(Entries from a dataset)
* BEGIN *

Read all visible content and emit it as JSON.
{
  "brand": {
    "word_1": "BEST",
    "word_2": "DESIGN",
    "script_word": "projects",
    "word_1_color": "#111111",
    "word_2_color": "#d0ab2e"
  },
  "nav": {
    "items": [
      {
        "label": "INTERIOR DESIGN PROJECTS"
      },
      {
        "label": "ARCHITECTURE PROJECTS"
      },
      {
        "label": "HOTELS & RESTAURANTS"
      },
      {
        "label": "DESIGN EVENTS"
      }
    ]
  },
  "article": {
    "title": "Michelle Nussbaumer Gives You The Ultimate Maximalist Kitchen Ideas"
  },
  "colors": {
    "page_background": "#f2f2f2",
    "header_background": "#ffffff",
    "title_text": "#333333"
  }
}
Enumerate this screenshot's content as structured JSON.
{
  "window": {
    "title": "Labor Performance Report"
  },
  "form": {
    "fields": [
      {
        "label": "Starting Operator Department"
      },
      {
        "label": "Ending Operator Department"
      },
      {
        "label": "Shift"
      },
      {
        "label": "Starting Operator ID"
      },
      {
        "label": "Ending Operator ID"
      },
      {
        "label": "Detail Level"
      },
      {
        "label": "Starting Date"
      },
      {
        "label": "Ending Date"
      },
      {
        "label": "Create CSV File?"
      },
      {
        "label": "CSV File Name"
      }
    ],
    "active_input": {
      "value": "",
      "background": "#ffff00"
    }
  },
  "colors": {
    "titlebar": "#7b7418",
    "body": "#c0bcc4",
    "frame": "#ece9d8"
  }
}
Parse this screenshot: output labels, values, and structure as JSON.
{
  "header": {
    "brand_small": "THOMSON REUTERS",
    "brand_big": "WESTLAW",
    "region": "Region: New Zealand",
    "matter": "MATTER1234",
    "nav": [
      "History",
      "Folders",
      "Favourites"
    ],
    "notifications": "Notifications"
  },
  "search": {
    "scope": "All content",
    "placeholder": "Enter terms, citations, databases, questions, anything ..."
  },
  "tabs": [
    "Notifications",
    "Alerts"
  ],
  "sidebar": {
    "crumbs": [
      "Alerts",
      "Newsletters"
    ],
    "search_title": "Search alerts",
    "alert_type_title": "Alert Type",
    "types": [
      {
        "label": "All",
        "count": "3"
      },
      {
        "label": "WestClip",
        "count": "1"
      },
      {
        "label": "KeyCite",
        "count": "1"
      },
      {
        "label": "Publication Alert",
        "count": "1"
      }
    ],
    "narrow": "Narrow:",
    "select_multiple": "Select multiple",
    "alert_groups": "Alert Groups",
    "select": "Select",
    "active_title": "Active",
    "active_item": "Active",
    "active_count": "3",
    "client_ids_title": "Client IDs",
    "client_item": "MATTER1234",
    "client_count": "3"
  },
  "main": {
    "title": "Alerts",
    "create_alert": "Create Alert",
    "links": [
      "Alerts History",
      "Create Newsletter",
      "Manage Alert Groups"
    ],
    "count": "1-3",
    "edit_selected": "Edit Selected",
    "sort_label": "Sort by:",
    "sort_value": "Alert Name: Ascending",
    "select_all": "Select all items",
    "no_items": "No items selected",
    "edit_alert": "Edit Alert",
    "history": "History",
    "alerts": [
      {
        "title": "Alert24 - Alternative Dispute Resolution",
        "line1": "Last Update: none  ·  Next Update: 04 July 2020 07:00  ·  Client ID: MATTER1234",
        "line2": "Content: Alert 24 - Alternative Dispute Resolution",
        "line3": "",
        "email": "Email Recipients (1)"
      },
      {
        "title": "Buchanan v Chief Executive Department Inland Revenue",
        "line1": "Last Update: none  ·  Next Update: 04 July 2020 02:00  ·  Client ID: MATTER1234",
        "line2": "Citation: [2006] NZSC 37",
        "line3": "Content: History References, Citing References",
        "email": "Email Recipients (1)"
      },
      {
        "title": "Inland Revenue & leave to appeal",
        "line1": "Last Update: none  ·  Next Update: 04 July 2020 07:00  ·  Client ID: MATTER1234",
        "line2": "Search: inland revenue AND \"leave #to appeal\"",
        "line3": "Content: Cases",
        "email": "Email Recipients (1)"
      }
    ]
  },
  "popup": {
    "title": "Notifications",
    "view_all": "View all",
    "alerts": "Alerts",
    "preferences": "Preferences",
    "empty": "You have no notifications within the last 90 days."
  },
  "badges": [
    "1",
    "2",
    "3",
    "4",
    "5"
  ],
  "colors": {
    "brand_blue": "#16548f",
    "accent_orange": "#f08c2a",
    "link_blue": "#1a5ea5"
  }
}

* END *

**GOAL OF THE EXERCISE**
Quote all the records exactly, please, leaving none out.

**COMPLETE OUTPUT**
Read all visible content and emit it as JSON.
{
  "brand": {
    "word_1": "BEST",
    "word_2": "DESIGN",
    "script_word": "projects",
    "word_1_color": "#111111",
    "word_2_color": "#d0ab2e"
  },
  "nav": {
    "items": [
      {
        "label": "INTERIOR DESIGN PROJECTS"
      },
      {
        "label": "ARCHITECTURE PROJECTS"
      },
      {
        "label": "HOTELS & RESTAURANTS"
      },
      {
        "label": "DESIGN EVENTS"
      }
    ]
  },
  "article": {
    "title": "Michelle Nussbaumer Gives You The Ultimate Maximalist Kitchen Ideas"
  },
  "colors": {
    "page_background": "#f2f2f2",
    "header_background": "#ffffff",
    "title_text": "#333333"
  }
}
Enumerate this screenshot's content as structured JSON.
{
  "window": {
    "title": "Labor Performance Report"
  },
  "form": {
    "fields": [
      {
        "label": "Starting Operator Department"
      },
      {
        "label": "Ending Operator Department"
      },
      {
        "label": "Shift"
      },
      {
        "label": "Starting Operator ID"
      },
      {
        "label": "Ending Operator ID"
      },
      {
        "label": "Detail Level"
      },
      {
        "label": "Starting Date"
      },
      {
        "label": "Ending Date"
      },
      {
        "label": "Create CSV File?"
      },
      {
        "label": "CSV File Name"
      }
    ],
    "active_input": {
      "value": "",
      "background": "#ffff00"
    }
  },
  "colors": {
    "titlebar": "#7b7418",
    "body": "#c0bcc4",
    "frame": "#ece9d8"
  }
}
Parse this screenshot: output labels, values, and structure as JSON.
{
  "header": {
    "brand_small": "THOMSON REUTERS",
    "brand_big": "WESTLAW",
    "region": "Region: New Zealand",
    "matter": "MATTER1234",
    "nav": [
      "History",
      "Folders",
      "Favourites"
    ],
    "notifications": "Notifications"
  },
  "search": {
    "scope": "All content",
    "placeholder": "Enter terms, citations, databases, questions, anything ..."
  },
  "tabs": [
    "Notifications",
    "Alerts"
  ],
  "sidebar": {
    "crumbs": [
      "Alerts",
      "Newsletters"
    ],
    "search_title": "Search alerts",
    "alert_type_title": "Alert Type",
    "types": [
      {
        "label": "All",
        "count": "3"
      },
      {
        "label": "WestClip",
        "count": "1"
      },
      {
        "label": "KeyCite",
        "count": "1"
      },
      {
        "label": "Publication Alert",
        "count": "1"
      }
    ],
    "narrow": "Narrow:",
    "select_multiple": "Select multiple",
    "alert_groups": "Alert Groups",
    "select": "Select",
    "active_title": "Active",
    "active_item": "Active",
    "active_count": "3",
    "client_ids_title": "Client IDs",
    "client_item": "MATTER1234",
    "client_count": "3"
  },
  "main": {
    "title": "Alerts",
    "create_alert": "Create Alert",
    "links": [
      "Alerts History",
      "Create Newsletter",
      "Manage Alert Groups"
    ],
    "count": "1-3",
    "edit_selected": "Edit Selected",
    "sort_label": "Sort by:",
    "sort_value": "Alert Name: Ascending",
    "select_all": "Select all items",
    "no_items": "No items selected",
    "edit_alert": "Edit Alert",
    "history": "History",
    "alerts": [
      {
        "title": "Alert24 - Alternative Dispute Resolution",
        "line1": "Last Update: none  ·  Next Update: 04 July 2020 07:00  ·  Client ID: MATTER1234",
        "line2": "Content: Alert 24 - Alternative Dispute Resolution",
        "line3": "",
        "email": "Email Recipients (1)"
      },
      {
        "title": "Buchanan v Chief Executive Department Inland Revenue",
        "line1": "Last Update: none  ·  Next Update: 04 July 2020 02:00  ·  Client ID: MATTER1234",
        "line2": "Citation: [2006] NZSC 37",
        "line3": "Content: History References, Citing References",
        "email": "Email Recipients (1)"
      },
      {
        "title": "Inland Revenue & leave to appeal",
        "line1": "Last Update: none  ·  Next Update: 04 July 2020 07:00  ·  Client ID: MATTER1234",
        "line2": "Search: inland revenue AND \"leave #to appeal\"",
        "line3": "Content: Cases",
        "email": "Email Recipients (1)"
      }
    ]
  },
  "popup": {
    "title": "Notifications",
    "view_all": "View all",
    "alerts": "Alerts",
    "preferences": "Preferences",
    "empty": "You have no notifications within the last 90 days."
  },
  "badges": [
    "1",
    "2",
    "3",
    "4",
    "5"
  ],
  "colors": {
    "brand_blue": "#16548f",
    "accent_orange": "#f08c2a",
    "link_blue": "#1a5ea5"
  }
}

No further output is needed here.